MATERIAL FOR THIS EXERCISE:
------------------------------
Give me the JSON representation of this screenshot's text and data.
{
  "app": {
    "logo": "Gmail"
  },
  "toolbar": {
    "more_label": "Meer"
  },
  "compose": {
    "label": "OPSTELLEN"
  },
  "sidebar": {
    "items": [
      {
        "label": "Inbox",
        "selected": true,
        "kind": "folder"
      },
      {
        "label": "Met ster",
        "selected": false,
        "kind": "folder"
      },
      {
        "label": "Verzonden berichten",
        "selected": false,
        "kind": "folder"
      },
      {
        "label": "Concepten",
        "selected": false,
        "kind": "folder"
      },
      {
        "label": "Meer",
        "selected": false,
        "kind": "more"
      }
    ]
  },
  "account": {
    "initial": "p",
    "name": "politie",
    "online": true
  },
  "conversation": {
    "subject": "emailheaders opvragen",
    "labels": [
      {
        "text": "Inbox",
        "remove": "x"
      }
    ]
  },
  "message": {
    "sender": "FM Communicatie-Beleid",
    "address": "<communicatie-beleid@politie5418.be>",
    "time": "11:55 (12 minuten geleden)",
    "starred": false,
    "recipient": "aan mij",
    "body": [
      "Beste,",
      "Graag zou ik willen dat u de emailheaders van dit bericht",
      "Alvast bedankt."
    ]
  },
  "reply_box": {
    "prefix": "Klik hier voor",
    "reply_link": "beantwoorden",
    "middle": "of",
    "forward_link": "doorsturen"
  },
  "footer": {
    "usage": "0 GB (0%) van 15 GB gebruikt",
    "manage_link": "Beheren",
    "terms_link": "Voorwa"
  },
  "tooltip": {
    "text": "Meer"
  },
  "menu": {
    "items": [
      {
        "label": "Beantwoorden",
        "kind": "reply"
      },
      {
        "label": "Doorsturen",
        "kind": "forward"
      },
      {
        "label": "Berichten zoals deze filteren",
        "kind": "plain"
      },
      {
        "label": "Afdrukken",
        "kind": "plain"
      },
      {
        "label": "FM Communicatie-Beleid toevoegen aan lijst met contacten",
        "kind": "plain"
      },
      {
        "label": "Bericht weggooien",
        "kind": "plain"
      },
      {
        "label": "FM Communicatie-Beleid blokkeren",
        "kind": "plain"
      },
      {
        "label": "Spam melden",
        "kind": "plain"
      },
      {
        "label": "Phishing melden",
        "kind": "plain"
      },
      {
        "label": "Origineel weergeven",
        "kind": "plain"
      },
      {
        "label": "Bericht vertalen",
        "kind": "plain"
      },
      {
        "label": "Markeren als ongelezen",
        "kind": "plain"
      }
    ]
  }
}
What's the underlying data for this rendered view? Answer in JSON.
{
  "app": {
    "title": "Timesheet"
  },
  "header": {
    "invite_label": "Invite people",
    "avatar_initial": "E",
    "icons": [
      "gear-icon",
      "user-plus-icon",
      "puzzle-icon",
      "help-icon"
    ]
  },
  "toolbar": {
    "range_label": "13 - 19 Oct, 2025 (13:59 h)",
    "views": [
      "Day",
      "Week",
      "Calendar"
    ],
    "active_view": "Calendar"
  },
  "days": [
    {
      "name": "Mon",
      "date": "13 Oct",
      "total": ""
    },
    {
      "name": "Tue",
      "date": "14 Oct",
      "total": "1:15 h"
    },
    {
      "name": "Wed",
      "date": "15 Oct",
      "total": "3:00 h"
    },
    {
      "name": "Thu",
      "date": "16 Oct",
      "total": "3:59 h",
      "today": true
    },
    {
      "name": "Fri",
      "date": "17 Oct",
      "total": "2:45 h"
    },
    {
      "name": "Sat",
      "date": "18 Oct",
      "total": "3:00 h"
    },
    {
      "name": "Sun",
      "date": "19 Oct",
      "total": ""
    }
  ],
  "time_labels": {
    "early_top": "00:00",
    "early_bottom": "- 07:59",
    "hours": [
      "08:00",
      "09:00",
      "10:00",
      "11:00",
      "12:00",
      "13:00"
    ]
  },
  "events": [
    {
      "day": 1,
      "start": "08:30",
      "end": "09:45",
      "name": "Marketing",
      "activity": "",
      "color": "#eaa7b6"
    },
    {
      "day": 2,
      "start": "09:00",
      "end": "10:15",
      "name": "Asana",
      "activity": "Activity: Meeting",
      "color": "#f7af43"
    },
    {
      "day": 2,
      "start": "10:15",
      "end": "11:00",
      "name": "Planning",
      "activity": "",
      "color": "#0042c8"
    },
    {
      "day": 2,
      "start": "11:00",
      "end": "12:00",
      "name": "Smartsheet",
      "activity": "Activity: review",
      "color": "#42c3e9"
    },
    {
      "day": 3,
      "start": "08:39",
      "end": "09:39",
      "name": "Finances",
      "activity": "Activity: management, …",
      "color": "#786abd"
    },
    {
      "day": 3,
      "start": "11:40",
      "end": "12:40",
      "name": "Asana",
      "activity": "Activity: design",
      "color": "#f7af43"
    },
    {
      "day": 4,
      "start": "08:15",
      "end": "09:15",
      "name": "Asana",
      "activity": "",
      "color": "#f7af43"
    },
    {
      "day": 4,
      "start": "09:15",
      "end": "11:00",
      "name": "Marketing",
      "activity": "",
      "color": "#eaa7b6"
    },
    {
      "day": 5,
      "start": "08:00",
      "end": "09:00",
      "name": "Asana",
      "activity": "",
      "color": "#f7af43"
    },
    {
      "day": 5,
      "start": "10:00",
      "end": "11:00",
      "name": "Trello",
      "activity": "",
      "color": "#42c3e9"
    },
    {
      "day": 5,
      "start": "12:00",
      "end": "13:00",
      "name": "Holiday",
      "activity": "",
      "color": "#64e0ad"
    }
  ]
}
------------------------------
WRITTEN TASK: Write every record out again, unaltered.

RESULT OF THE TASK:
Give me the JSON representation of this screenshot's text and data.
{
  "app": {
    "logo": "Gmail"
  },
  "toolbar": {
    "more_label": "Meer"
  },
  "compose": {
    "label": "OPSTELLEN"
  },
  "sidebar": {
    "items": [
      {
        "label": "Inbox",
        "selected": true,
        "kind": "folder"
      },
      {
        "label": "Met ster",
        "selected": false,
        "kind": "folder"
      },
      {
        "label": "Verzonden berichten",
        "selected": false,
        "kind": "folder"
      },
      {
        "label": "Concepten",
        "selected": false,
        "kind": "folder"
      },
      {
        "label": "Meer",
        "selected": false,
        "kind": "more"
      }
    ]
  },
  "account": {
    "initial": "p",
    "name": "politie",
    "online": true
  },
  "conversation": {
    "subject": "emailheaders opvragen",
    "labels": [
      {
        "text": "Inbox",
        "remove": "x"
      }
    ]
  },
  "message": {
    "sender": "FM Communicatie-Beleid",
    "address": "<communicatie-beleid@politie5418.be>",
    "time": "11:55 (12 minuten geleden)",
    "starred": false,
    "recipient": "aan mij",
    "body": [
      "Beste,",
      "Graag zou ik willen dat u de emailheaders van dit bericht",
      "Alvast bedankt."
    ]
  },
  "reply_box": {
    "prefix": "Klik hier voor",
    "reply_link": "beantwoorden",
    "middle": "of",
    "forward_link": "doorsturen"
  },
  "footer": {
    "usage": "0 GB (0%) van 15 GB gebruikt",
    "manage_link": "Beheren",
    "terms_link": "Voorwa"
  },
  "tooltip": {
    "text": "Meer"
  },
  "menu": {
    "items": [
      {
        "label": "Beantwoorden",
        "kind": "reply"
      },
      {
        "label": "Doorsturen",
        "kind": "forward"
      },
      {
        "label": "Berichten zoals deze filteren",
        "kind": "plain"
      },
      {
        "label": "Afdrukken",
        "kind": "plain"
      },
      {
        "label": "FM Communicatie-Beleid toevoegen aan lijst met contacten",
        "kind": "plain"
      },
      {
        "label": "Bericht weggooien",
        "kind": "plain"
      },
      {
        "label": "FM Communicatie-Beleid blokkeren",
        "kind": "plain"
      },
      {
        "label": "Spam melden",
        "kind": "plain"
      },
      {
        "label": "Phishing melden",
        "kind": "plain"
      },
      {
        "label": "Origineel weergeven",
        "kind": "plain"
      },
      {
        "label": "Bericht vertalen",
        "kind": "plain"
      },
      {
        "label": "Markeren als ongelezen",
        "kind": "plain"
      }
    ]
  }
}
What's the underlying data for this rendered view? Answer in JSON.
{
  "app": {
    "title": "Timesheet"
  },
  "header": {
    "invite_label": "Invite people",
    "avatar_initial": "E",
    "icons": [
      "gear-icon",
      "user-plus-icon",
      "puzzle-icon",
      "help-icon"
    ]
  },
  "toolbar": {
    "range_label": "13 - 19 Oct, 2025 (13:59 h)",
    "views": [
      "Day",
      "Week",
      "Calendar"
    ],
    "active_view": "Calendar"
  },
  "days": [
    {
      "name": "Mon",
      "date": "13 Oct",
      "total": ""
    },
    {
      "name": "Tue",
      "date": "14 Oct",
      "total": "1:15 h"
    },
    {
      "name": "Wed",
      "date": "15 Oct",
      "total": "3:00 h"
    },
    {
      "name": "Thu",
      "date": "16 Oct",
      "total": "3:59 h",
      "today": true
    },
    {
      "name": "Fri",
      "date": "17 Oct",
      "total": "2:45 h"
    },
    {
      "name": "Sat",
      "date": "18 Oct",
      "total": "3:00 h"
    },
    {
      "name": "Sun",
      "date": "19 Oct",
      "total": ""
    }
  ],
  "time_labels": {
    "early_top": "00:00",
    "early_bottom": "- 07:59",
    "hours": [
      "08:00",
      "09:00",
      "10:00",
      "11:00",
      "12:00",
      "13:00"
    ]
  },
  "events": [
    {
      "day": 1,
      "start": "08:30",
      "end": "09:45",
      "name": "Marketing",
      "activity": "",
      "color": "#eaa7b6"
    },
    {
      "day": 2,
      "start": "09:00",
      "end": "10:15",
      "name": "Asana",
      "activity": "Activity: Meeting",
      "color": "#f7af43"
    },
    {
      "day": 2,
      "start": "10:15",
      "end": "11:00",
      "name": "Planning",
      "activity": "",
      "color": "#0042c8"
    },
    {
      "day": 2,
      "start": "11:00",
      "end": "12:00",
      "name": "Smartsheet",
      "activity": "Activity: review",
      "color": "#42c3e9"
    },
    {
      "day": 3,
      "start": "08:39",
      "end": "09:39",
      "name": "Finances",
      "activity": "Activity: management, …",
      "color": "#786abd"
    },
    {
      "day": 3,
      "start": "11:40",
      "end": "12:40",
      "name": "Asana",
      "activity": "Activity: design",
      "color": "#f7af43"
    },
    {
      "day": 4,
      "start": "08:15",
      "end": "09:15",
      "name": "Asana",
      "activity": "",
      "color": "#f7af43"
    },
    {
      "day": 4,
      "start": "09:15",
      "end": "11:00",
      "name": "Marketing",
      "activity": "",
      "color": "#eaa7b6"
    },
    {
      "day": 5,
      "start": "08:00",
      "end": "09:00",
      "name": "Asana",
      "activity": "",
      "color": "#f7af43"
    },
    {
      "day": 5,
      "start": "10:00",
      "end": "11:00",
      "name": "Trello",
      "activity": "",
      "color": "#42c3e9"
    },
    {
      "day": 5,
      "start": "12:00",
      "end": "13:00",
      "name": "Holiday",
      "activity": "",
      "color": "#64e0ad"
    }
  ]
}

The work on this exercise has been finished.